* REQUIREMENTS:
Repeat the records word for word, excluding any picture.

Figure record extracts

========================================================================

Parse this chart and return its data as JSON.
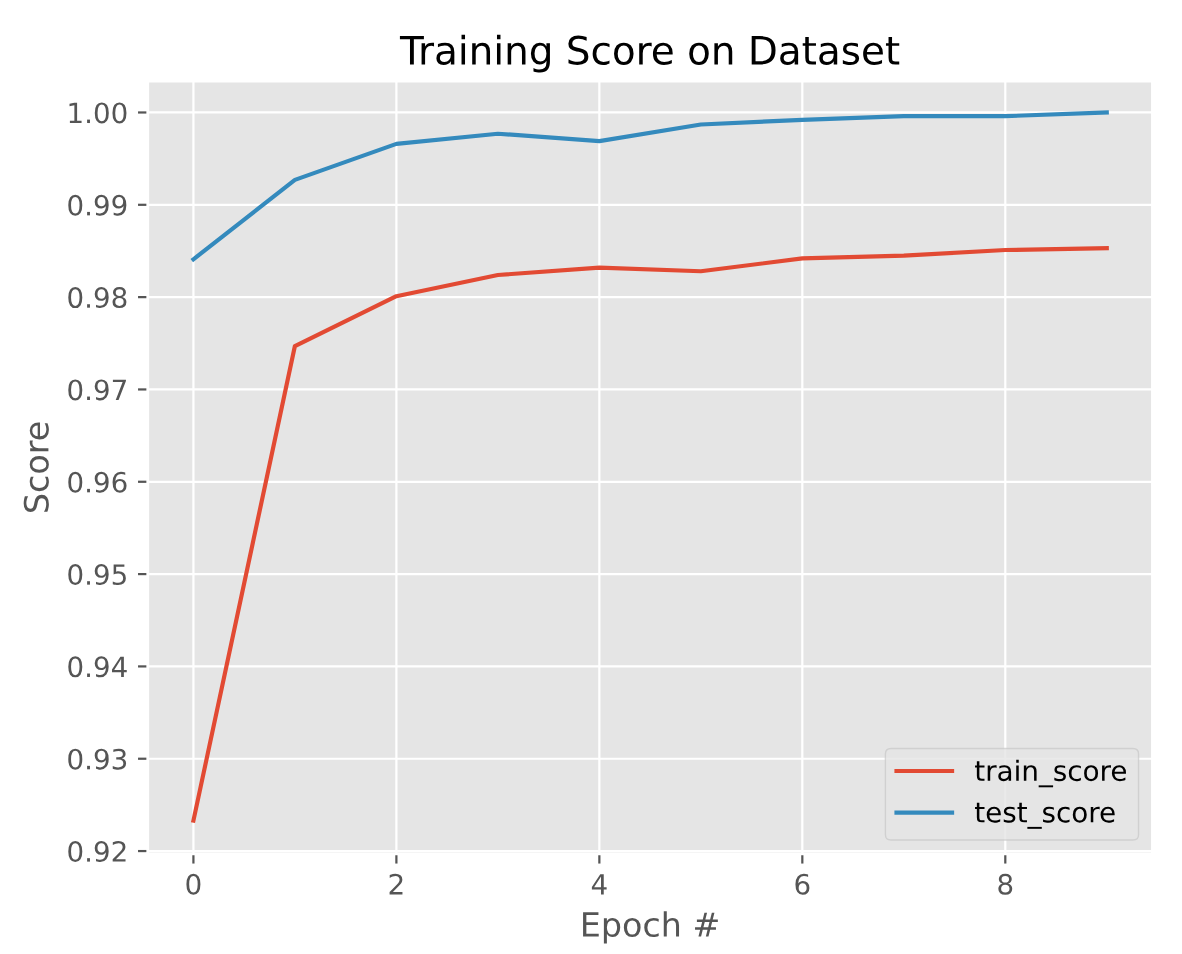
{
  "chart_data": {
    "type": "line",
    "title": "Training Score on Dataset",
    "xlabel": "Epoch #",
    "ylabel": "Score",
    "x": [
      0,
      1,
      2,
      3,
      4,
      5,
      6,
      7,
      8,
      9
    ],
    "series": [
      {
        "name": "train_score",
        "color": "#e24a33",
        "values": [
          0.9233,
          0.9747,
          0.9801,
          0.9824,
          0.9832,
          0.9828,
          0.9842,
          0.9845,
          0.9851,
          0.9853
        ]
      },
      {
        "name": "test_score",
        "color": "#348abd",
        "values": [
          0.9841,
          0.9927,
          0.9966,
          0.9977,
          0.9969,
          0.9987,
          0.9992,
          0.9996,
          0.9996,
          1.0
        ]
      }
    ],
    "xlim": [
      -0.45,
      9.45
    ],
    "xticks": [
      0,
      2,
      4,
      6,
      8
    ],
    "ylim": [
      0.9197,
      1.0034
    ],
    "yticks": [
      {
        "value": 0.92,
        "label": "0.92"
      },
      {
        "value": 0.93,
        "label": "0.93"
      },
      {
        "value": 0.94,
        "label": "0.94"
      },
      {
        "value": 0.95,
        "label": "0.95"
      },
      {
        "value": 0.96,
        "label": "0.96"
      },
      {
        "value": 0.97,
        "label": "0.97"
      },
      {
        "value": 0.98,
        "label": "0.98"
      },
      {
        "value": 0.99,
        "label": "0.99"
      },
      {
        "value": 1.0,
        "label": "1.00"
      }
    ],
    "grid": true,
    "legend": "lower right"
  }
}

========================================================================

* TASK OUTPUT:
Parse this chart and return its data as JSON.
{
  "chart_data": {
    "type": "line",
    "title": "Training Score on Dataset",
    "xlabel": "Epoch #",
    "ylabel": "Score",
    "x": [
      0,
      1,
      2,
      3,
      4,
      5,
      6,
      7,
      8,
      9
    ],
    "series": [
      {
        "name": "train_score",
        "color": "#e24a33",
        "values": [
          0.9233,
          0.9747,
          0.9801,
          0.9824,
          0.9832,
          0.9828,
          0.9842,
          0.9845,
          0.9851,
          0.9853
        ]
      },
      {
        "name": "test_score",
        "color": "#348abd",
        "values": [
          0.9841,
          0.9927,
          0.9966,
          0.9977,
          0.9969,
          0.9987,
          0.9992,
          0.9996,
          0.9996,
          1.0
        ]
      }
    ],
    "xlim": [
      -0.45,
      9.45
    ],
    "xticks": [
      0,
      2,
      4,
      6,
      8
    ],
    "ylim": [
      0.9197,
      1.0034
    ],
    "yticks": [
      {
        "value": 0.92,
        "label": "0.92"
      },
      {
        "value": 0.93,
        "label": "0.93"
      },
      {
        "value": 0.94,
        "label": "0.94"
      },
      {
        "value": 0.95,
        "label": "0.95"
      },
      {
        "value": 0.96,
        "label": "0.96"
      },
      {
        "value": 0.97,
        "label": "0.97"
      },
      {
        "value": 0.98,
        "label": "0.98"
      },
      {
        "value": 0.99,
        "label": "0.99"
      },
      {
        "value": 1.0,
        "label": "1.00"
      }
    ],
    "grid": true,
    "legend": "lower right"
  }
}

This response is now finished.